◆ SOURCE RECORDS
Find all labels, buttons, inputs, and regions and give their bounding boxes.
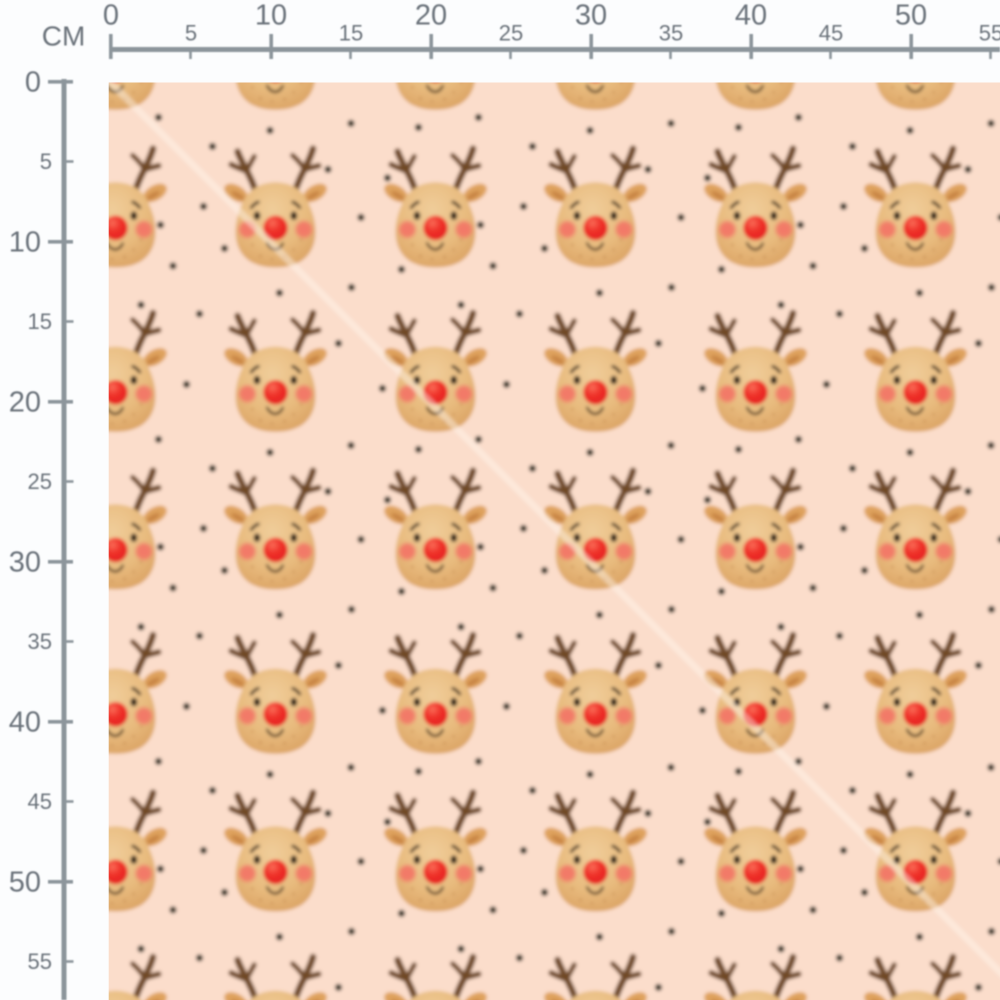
svg-text:40: 40 [735, 0, 767, 32]
svg-text:25: 25 [28, 469, 52, 494]
svg-text:35: 35 [28, 629, 52, 654]
svg-text:10: 10 [255, 0, 287, 32]
svg-text:15: 15 [339, 21, 363, 46]
svg-text:25: 25 [499, 21, 523, 46]
svg-text:55: 55 [28, 949, 52, 974]
svg-text:40: 40 [9, 707, 41, 739]
svg-text:55: 55 [979, 21, 1000, 46]
svg-text:20: 20 [415, 0, 447, 32]
svg-text:10: 10 [9, 227, 41, 259]
svg-text:CM: CM [42, 21, 86, 52]
svg-text:50: 50 [9, 867, 41, 899]
svg-text:15: 15 [28, 309, 52, 334]
svg-text:50: 50 [895, 0, 927, 32]
svg-text:35: 35 [659, 21, 683, 46]
svg-text:5: 5 [40, 149, 52, 174]
svg-text:20: 20 [9, 387, 41, 419]
svg-text:45: 45 [28, 789, 52, 814]
svg-text:5: 5 [185, 21, 197, 46]
svg-text:45: 45 [819, 21, 843, 46]
svg-text:0: 0 [25, 67, 41, 99]
svg-text:0: 0 [103, 0, 119, 32]
svg-text:30: 30 [9, 547, 41, 579]
svg-text:30: 30 [575, 0, 607, 32]
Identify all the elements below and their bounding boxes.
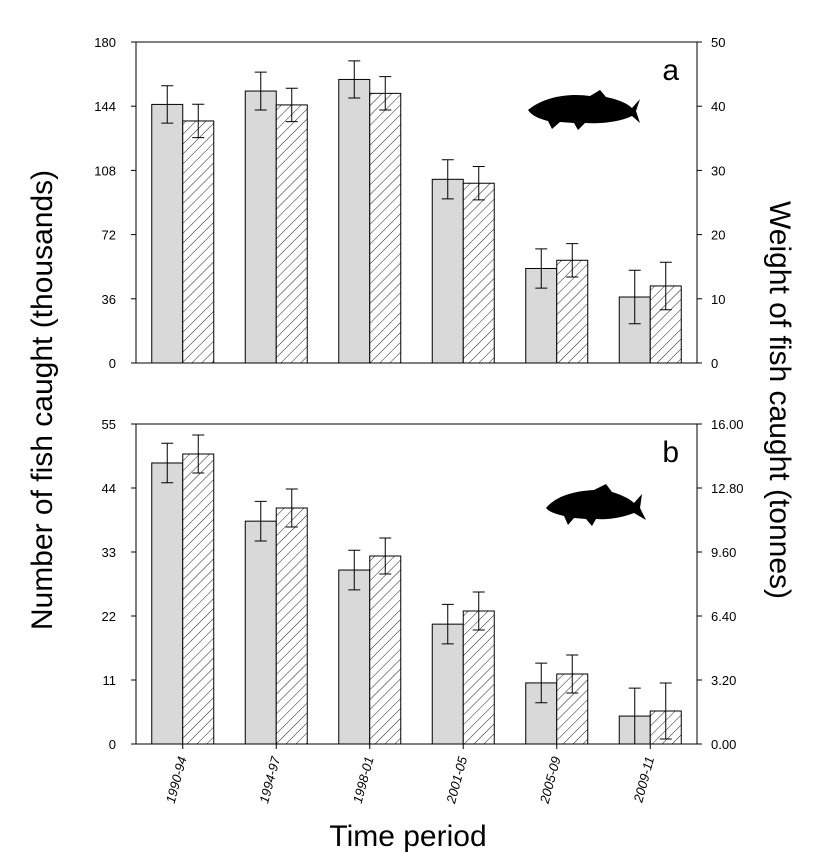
y-tick-label: 0: [109, 356, 116, 371]
y-axis-label: Number of fish caught (thousands): [26, 170, 59, 630]
bar: [369, 555, 402, 745]
fish-icon: [528, 90, 640, 130]
x-axis-label: Time period: [329, 820, 486, 853]
error-bar: [659, 261, 672, 311]
y-tick-label: 108: [94, 163, 116, 178]
y-tick-label: 33: [102, 545, 116, 560]
bar: [182, 453, 215, 745]
fish-icon: [546, 484, 646, 526]
error-bar: [161, 442, 174, 484]
error-bar: [348, 60, 361, 99]
bar: [338, 78, 371, 364]
x-tick-label: 1994-97: [256, 754, 283, 805]
bar: [462, 610, 495, 745]
x-tick-label: 1990-94: [163, 755, 190, 805]
y-tick-label: 0: [109, 737, 116, 752]
bar: [369, 92, 402, 364]
error-bar: [192, 434, 205, 474]
y2-tick-label: 0.00: [711, 737, 736, 752]
y-tick-label: 72: [102, 228, 116, 243]
error-bar: [659, 682, 672, 740]
y2-tick-label: 6.40: [711, 609, 736, 624]
error-bar: [379, 537, 392, 575]
error-bar: [535, 248, 548, 289]
bar: [431, 178, 464, 364]
y2-tick-label: 30: [711, 163, 725, 178]
y2-tick-label: 10: [711, 292, 725, 307]
y-tick-label: 44: [102, 481, 116, 496]
error-bar: [628, 269, 641, 325]
y2-tick-label: 12.80: [711, 481, 744, 496]
bar: [275, 507, 308, 745]
x-tick-label: 2009-11: [630, 755, 657, 805]
error-bar: [441, 603, 454, 645]
x-tick-label: 1998-01: [350, 755, 377, 805]
y-tick-label: 144: [94, 99, 116, 114]
y2-tick-label: 20: [711, 228, 725, 243]
bar: [244, 90, 277, 364]
bar: [182, 120, 215, 364]
y-tick-label: 11: [103, 673, 117, 688]
bar: [151, 462, 184, 745]
error-bar: [472, 591, 485, 631]
bar: [462, 182, 495, 364]
y-tick-label: 36: [102, 292, 116, 307]
bar: [338, 569, 371, 745]
bar: [275, 104, 308, 364]
y-tick-label: 22: [102, 609, 116, 624]
y2-axis-label: Weight of fish caught (tonnes): [763, 201, 796, 599]
error-bar: [348, 549, 361, 591]
y2-tick-label: 3.20: [711, 673, 736, 688]
y2-tick-label: 0: [711, 356, 718, 371]
y2-tick-label: 50: [711, 35, 725, 50]
y2-tick-label: 16.00: [711, 417, 744, 432]
bar: [244, 520, 277, 745]
error-bar: [254, 500, 267, 542]
error-bar: [472, 166, 485, 201]
error-bar: [254, 71, 267, 111]
y-tick-label: 180: [94, 35, 116, 50]
plot-frame: [135, 423, 698, 745]
error-bar: [161, 85, 174, 124]
error-bar: [192, 103, 205, 139]
error-bar: [379, 76, 392, 111]
y2-tick-label: 40: [711, 99, 725, 114]
error-bar: [566, 654, 579, 694]
error-bar: [285, 87, 298, 123]
error-bar: [441, 159, 454, 200]
y-tick-label: 55: [102, 417, 116, 432]
panel-label: a: [662, 54, 679, 87]
panel-label: b: [662, 436, 679, 469]
x-tick-label: 2005-09: [537, 755, 564, 806]
y2-tick-label: 9.60: [711, 545, 736, 560]
error-bar: [535, 662, 548, 704]
x-tick-label: 2001-05: [443, 754, 470, 806]
error-bar: [285, 488, 298, 528]
bar: [151, 103, 184, 364]
error-bar: [566, 243, 579, 278]
plot-frame: [135, 41, 698, 364]
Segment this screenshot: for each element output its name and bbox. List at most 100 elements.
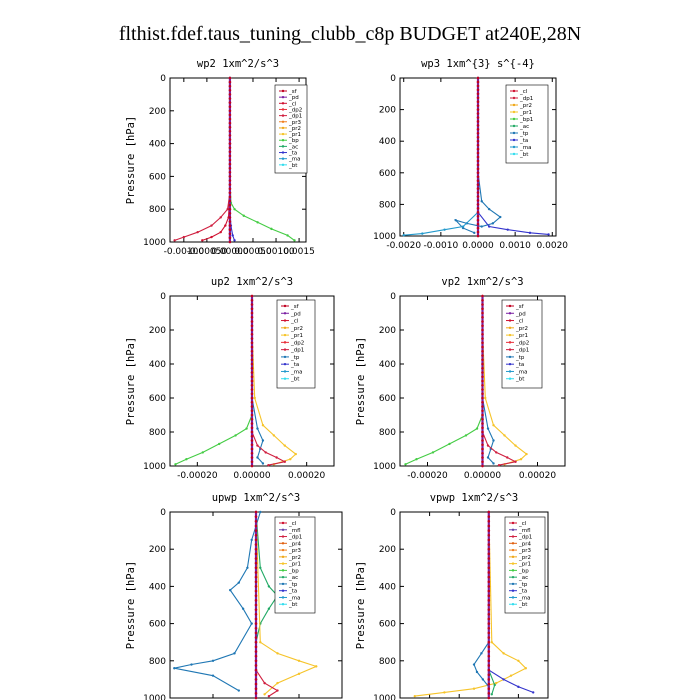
legend-marker (281, 562, 285, 565)
profile-marker (481, 413, 484, 417)
profile-marker (250, 366, 254, 370)
profile-marker (487, 529, 491, 532)
data-point (472, 687, 476, 690)
legend-marker (511, 582, 515, 586)
profile-marker (487, 650, 491, 653)
y-tick-label: 0 (390, 508, 396, 518)
legend-label: _tp (288, 582, 298, 588)
data-point (229, 588, 232, 592)
legend-label: _pr2 (288, 555, 301, 561)
profile-marker (228, 175, 232, 178)
profile-marker (476, 175, 480, 179)
profile-marker (254, 533, 258, 537)
data-point (491, 222, 495, 225)
legend-label: _ac (518, 575, 528, 581)
profile-marker (476, 96, 480, 100)
legend-marker (281, 548, 285, 552)
profile-marker (250, 405, 254, 408)
data-point (297, 659, 301, 662)
profile-marker (476, 116, 480, 119)
data-point (517, 685, 520, 689)
legend-label: _ma (288, 595, 300, 601)
profile-marker (481, 371, 484, 374)
data-point (219, 216, 222, 219)
profile-marker (481, 337, 484, 340)
data-point (413, 694, 416, 698)
y-tick-label: 200 (149, 545, 166, 555)
legend-label: _pr4 (518, 541, 532, 547)
panel-4: vp2 1xm^2/s^3 Pressure [hPa] 0 200 400 600 800… (355, 276, 566, 481)
legend-marker (508, 370, 512, 373)
profile-marker (228, 203, 232, 207)
x-tick-label: 0.00000 (233, 471, 270, 481)
profile-marker (254, 692, 258, 695)
legend-marker (281, 582, 285, 586)
profile-marker (481, 409, 484, 413)
profile-marker (228, 89, 232, 92)
data-point (259, 641, 262, 644)
legend-label: _pr1 (519, 110, 532, 116)
profile-marker (476, 199, 480, 202)
data-point (219, 230, 222, 234)
legend-marker (283, 326, 287, 330)
data-point (490, 693, 493, 696)
profile-marker (254, 640, 258, 644)
profile-marker (476, 112, 480, 115)
y-axis-label: Pressure [hPa] (355, 337, 367, 426)
legend-marker (508, 348, 512, 351)
profile-marker (476, 167, 480, 171)
data-point (261, 424, 265, 427)
x-tick-label: 0.00000 (211, 247, 248, 257)
profile-marker (487, 668, 491, 672)
profile-marker (254, 520, 258, 523)
data-point (492, 439, 495, 442)
profile-marker (228, 187, 232, 190)
profile-marker (250, 439, 254, 442)
profile-marker (254, 552, 258, 556)
data-point (499, 215, 502, 219)
profile-marker (250, 324, 254, 328)
profile-marker (487, 566, 491, 570)
legend-label: _cl (288, 521, 297, 527)
data-point (293, 239, 296, 242)
legend-label: _pd (288, 95, 299, 101)
profile-marker (487, 533, 491, 537)
data-point (234, 434, 237, 437)
x-tick-label: 0.0015 (283, 247, 315, 257)
panel-3: up2 1xm^2/s^3 Pressure [hPa] 0 200 400 600 800… (125, 276, 335, 481)
legend-marker (281, 589, 285, 592)
profile-marker (481, 439, 484, 442)
data-point (267, 607, 271, 610)
series-line-pr1 (255, 511, 318, 695)
profile-marker (487, 654, 491, 658)
series-line-dp1 (251, 431, 287, 466)
y-axis-label: Pressure [hPa] (125, 561, 137, 650)
data-point (182, 235, 186, 239)
profile-marker (250, 392, 254, 396)
y-tick-label: 1000 (373, 694, 396, 700)
y-tick-label: 1000 (143, 694, 166, 700)
legend-box (276, 299, 316, 389)
legend-marker (281, 139, 285, 142)
profile-marker (254, 626, 258, 630)
x-tick-label: 0.0000 (462, 241, 494, 251)
profile-marker (487, 520, 491, 523)
data-point (506, 456, 509, 459)
y-tick-label: 800 (379, 428, 396, 438)
data-point (256, 221, 259, 224)
profile-marker (254, 594, 258, 597)
legend-marker (281, 596, 285, 599)
legend-label: _dp2 (515, 340, 529, 346)
profile-marker (481, 362, 484, 366)
data-point (276, 652, 279, 655)
data-point (242, 214, 245, 217)
data-point (283, 444, 286, 447)
profile-marker (250, 328, 254, 332)
series-line-cl (202, 78, 231, 241)
data-point (261, 439, 265, 442)
y-tick-label: 800 (149, 657, 166, 667)
profile-marker (476, 163, 480, 167)
panel-title: upwp 1xm^2/s^3 (212, 492, 301, 504)
profile-marker (250, 375, 254, 379)
profile-marker (228, 101, 232, 104)
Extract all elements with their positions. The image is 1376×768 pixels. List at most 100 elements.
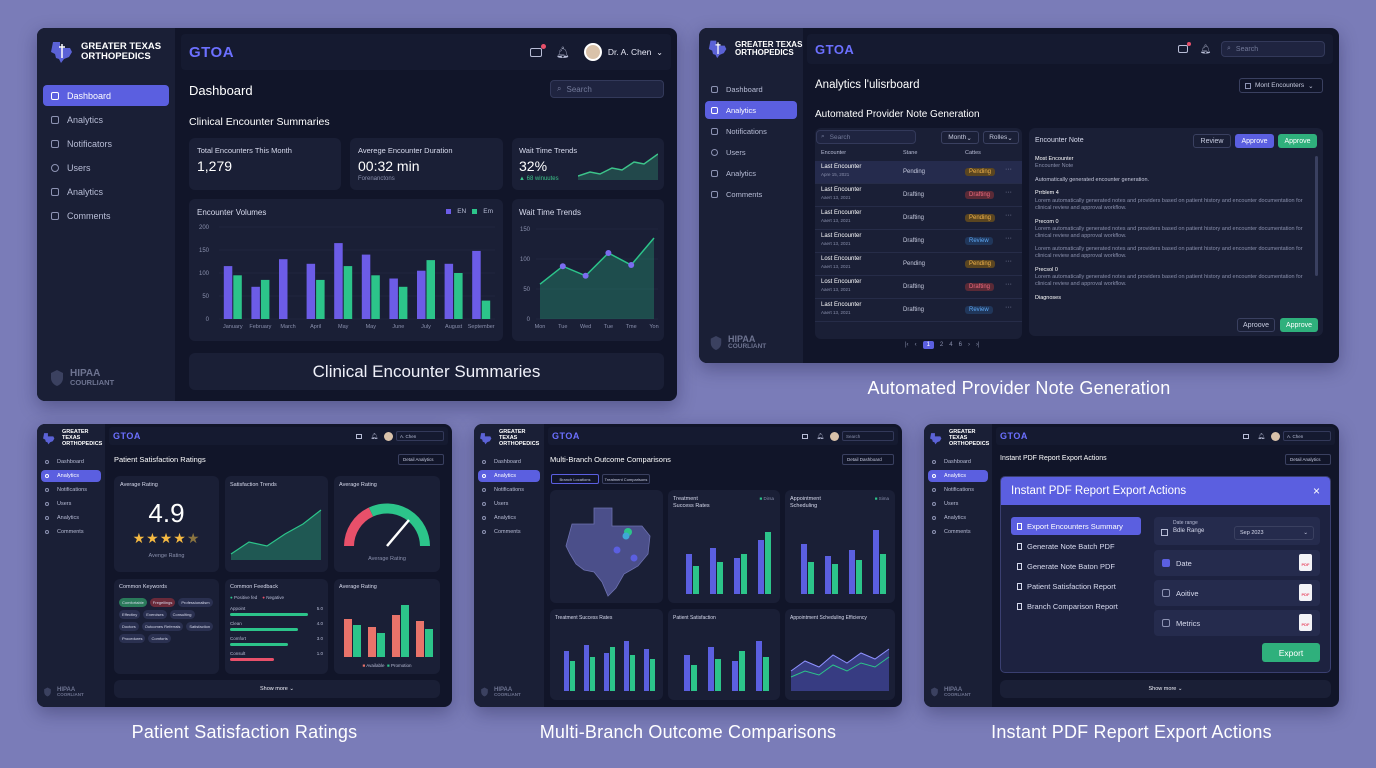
nav-analytics-2[interactable]: Analytics xyxy=(41,512,101,524)
mail-icon[interactable] xyxy=(356,433,363,439)
table-row[interactable]: Last Encounter Aaert 13, 2021 Drafting Revi… xyxy=(815,299,1022,322)
table-row[interactable]: Last Encounter Aaert 13, 2021 Drafting Revi… xyxy=(815,230,1022,253)
avatar[interactable] xyxy=(384,431,393,441)
keyword-chip[interactable]: Procedures xyxy=(119,634,146,643)
avatar[interactable] xyxy=(830,431,839,441)
next-page-icon[interactable]: › xyxy=(967,342,970,348)
table-row[interactable]: Lost Encounter Aaert 13, 2021 Drafting Draf… xyxy=(815,276,1022,299)
nav-analytics-2[interactable]: Analytics xyxy=(478,512,540,524)
keyword-chip[interactable]: Professionalism xyxy=(178,598,213,607)
approve-outline-button[interactable]: Aproove xyxy=(1237,318,1275,332)
bell-icon[interactable]: 🔔︎ xyxy=(1257,433,1265,440)
report-item[interactable]: Branch Comparison Report xyxy=(1011,597,1141,615)
more-icon[interactable]: ··· xyxy=(1005,281,1012,288)
export-option[interactable]: Aoitive PDF xyxy=(1154,580,1320,606)
mail-icon[interactable] xyxy=(529,43,546,57)
export-option[interactable]: Date PDF xyxy=(1154,550,1320,576)
page-4[interactable]: 4 xyxy=(949,342,953,348)
note-scrollbar[interactable] xyxy=(1315,156,1318,276)
nav-users[interactable]: Users xyxy=(478,498,540,510)
nav-comments[interactable]: Comments xyxy=(478,526,540,538)
table-search[interactable]: ⌕ Search xyxy=(816,130,916,144)
nav-notifications[interactable]: Notifications xyxy=(928,484,988,496)
nav-notifications[interactable]: Notificators xyxy=(43,133,169,154)
nav-analytics[interactable]: Analytics xyxy=(41,470,101,482)
more-icon[interactable]: ··· xyxy=(1005,166,1012,173)
user-menu[interactable]: A. Chen xyxy=(396,431,444,441)
month-filter-button[interactable]: Month ⌄ xyxy=(941,131,979,144)
review-button[interactable]: Review xyxy=(1193,134,1231,148)
mail-icon[interactable] xyxy=(1177,42,1191,53)
keyword-chip[interactable]: Outcomes Referrals xyxy=(141,622,184,631)
nav-notifications[interactable]: Notifications xyxy=(41,484,101,496)
filter-dropdown[interactable]: Detail Analytics xyxy=(398,454,444,465)
nav-dashboard[interactable]: Dashboard xyxy=(41,456,101,468)
first-page-icon[interactable]: |‹ xyxy=(905,342,909,348)
more-icon[interactable]: ··· xyxy=(1005,304,1012,311)
nav-notifications[interactable]: Notifications xyxy=(478,484,540,496)
show-more-button[interactable]: Show more ⌄ xyxy=(1000,680,1331,698)
more-icon[interactable]: ··· xyxy=(1005,189,1012,196)
export-button[interactable]: Export xyxy=(1262,643,1320,662)
mail-icon[interactable] xyxy=(1243,433,1250,439)
report-item[interactable]: Generate Note Batch PDF xyxy=(1011,537,1141,555)
prev-page-icon[interactable]: ‹ xyxy=(914,342,917,348)
page-6[interactable]: 6 xyxy=(958,342,962,348)
more-icon[interactable]: ··· xyxy=(1005,235,1012,242)
nav-analytics-2[interactable]: Analytics xyxy=(928,512,988,524)
user-name[interactable]: Dr. A. Chen xyxy=(607,47,652,57)
more-icon[interactable]: ··· xyxy=(1005,212,1012,219)
tab-treatment-comparisons[interactable]: Treatment Comparisons xyxy=(602,474,650,484)
checkbox[interactable] xyxy=(1162,619,1170,627)
keyword-chip[interactable]: Satisfaction xyxy=(186,622,214,631)
nav-users[interactable]: Users xyxy=(928,498,988,510)
nav-users[interactable]: Users xyxy=(705,143,797,161)
checkbox[interactable] xyxy=(1162,559,1170,567)
chevron-down-icon[interactable]: ⌄ xyxy=(656,47,663,57)
nav-analytics-2[interactable]: Analytics xyxy=(705,164,797,182)
approve-final-button[interactable]: Approve xyxy=(1280,318,1318,332)
close-icon[interactable]: × xyxy=(1312,484,1320,498)
last-page-icon[interactable]: ›| xyxy=(975,342,980,348)
keyword-chip[interactable]: Comforts xyxy=(148,634,171,643)
more-icon[interactable]: ··· xyxy=(1005,258,1012,265)
search-input[interactable]: ⌕ Search xyxy=(550,80,664,98)
table-row[interactable]: Last Encounter Aaert 13, 2021 Drafting Draf… xyxy=(815,184,1022,207)
search-input[interactable]: Search xyxy=(842,431,894,441)
report-item[interactable]: Patient Satisfaction Report xyxy=(1011,577,1141,595)
bell-icon[interactable]: 🔔︎ xyxy=(370,433,378,440)
approve-button[interactable]: Approve xyxy=(1235,134,1274,148)
bell-icon[interactable]: 🔔︎ xyxy=(555,46,570,59)
nav-comments[interactable]: Comments xyxy=(928,526,988,538)
table-row[interactable]: Last Encounter Aaert 13, 2021 Drafting Pend… xyxy=(815,207,1022,230)
report-item[interactable]: Generate Note Baton PDF xyxy=(1011,557,1141,575)
nav-comments[interactable]: Comments xyxy=(43,205,169,226)
approve-green-button[interactable]: Approve xyxy=(1278,134,1317,148)
page-2[interactable]: 2 xyxy=(939,342,944,348)
nav-dashboard[interactable]: Dashboard xyxy=(705,80,797,98)
filter-dropdown[interactable]: Mont Encounters ⌄ xyxy=(1239,78,1323,93)
search-input[interactable]: ⌕ Search xyxy=(1221,41,1325,57)
date-to-input[interactable]: Sep 2023 ⌄ xyxy=(1234,526,1314,540)
keyword-chip[interactable]: Consulting xyxy=(169,610,195,619)
nav-analytics[interactable]: Analytics xyxy=(43,109,169,130)
keyword-chip[interactable]: Exercises xyxy=(143,610,167,619)
nav-comments[interactable]: Comments xyxy=(41,526,101,538)
tab-branch-locations[interactable]: Branch Locations xyxy=(551,474,599,484)
keyword-chip[interactable]: Comfortable xyxy=(119,598,147,607)
table-row[interactable]: Last Encounter Apre 15, 2021 Pending Pendin… xyxy=(815,161,1022,184)
page-1[interactable]: 1 xyxy=(922,341,934,349)
checkbox[interactable] xyxy=(1162,589,1170,597)
date-from-input[interactable]: Bdle Range xyxy=(1173,528,1205,534)
filter-dropdown[interactable]: Detail Dashboard xyxy=(842,454,894,465)
show-more-button[interactable]: Show more ⌄ xyxy=(114,680,440,698)
table-row[interactable]: Lost Encounter Aaert 13, 2021 Pending Pendi… xyxy=(815,253,1022,276)
mail-icon[interactable] xyxy=(802,433,809,439)
nav-users[interactable]: Users xyxy=(41,498,101,510)
nav-notifications[interactable]: Notifications xyxy=(705,122,797,140)
keyword-chip[interactable]: Doctors xyxy=(119,622,139,631)
avatar[interactable] xyxy=(583,43,602,61)
nav-analytics[interactable]: Analytics xyxy=(928,470,988,482)
nav-comments[interactable]: Comments xyxy=(705,185,797,203)
nav-analytics[interactable]: Analytics xyxy=(478,470,540,482)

◆ PROBLEM TO WORK ON
Copy out the lines from the line with "legend-marker (281, 562, 285, 565)" to the line with "data-point (229, 588, 232, 592)", both included.

◆ OUTPUT OF THE EXERCISE
legend-marker (281, 562, 285, 565)
profile-marker (481, 413, 484, 417)
profile-marker (250, 366, 254, 370)
profile-marker (487, 529, 491, 532)
data-point (472, 687, 476, 690)
legend-marker (511, 582, 515, 586)
profile-marker (487, 650, 491, 653)
y-tick-label: 0 (390, 508, 396, 518)
legend-label: _tp (288, 582, 298, 588)
data-point (229, 588, 232, 592)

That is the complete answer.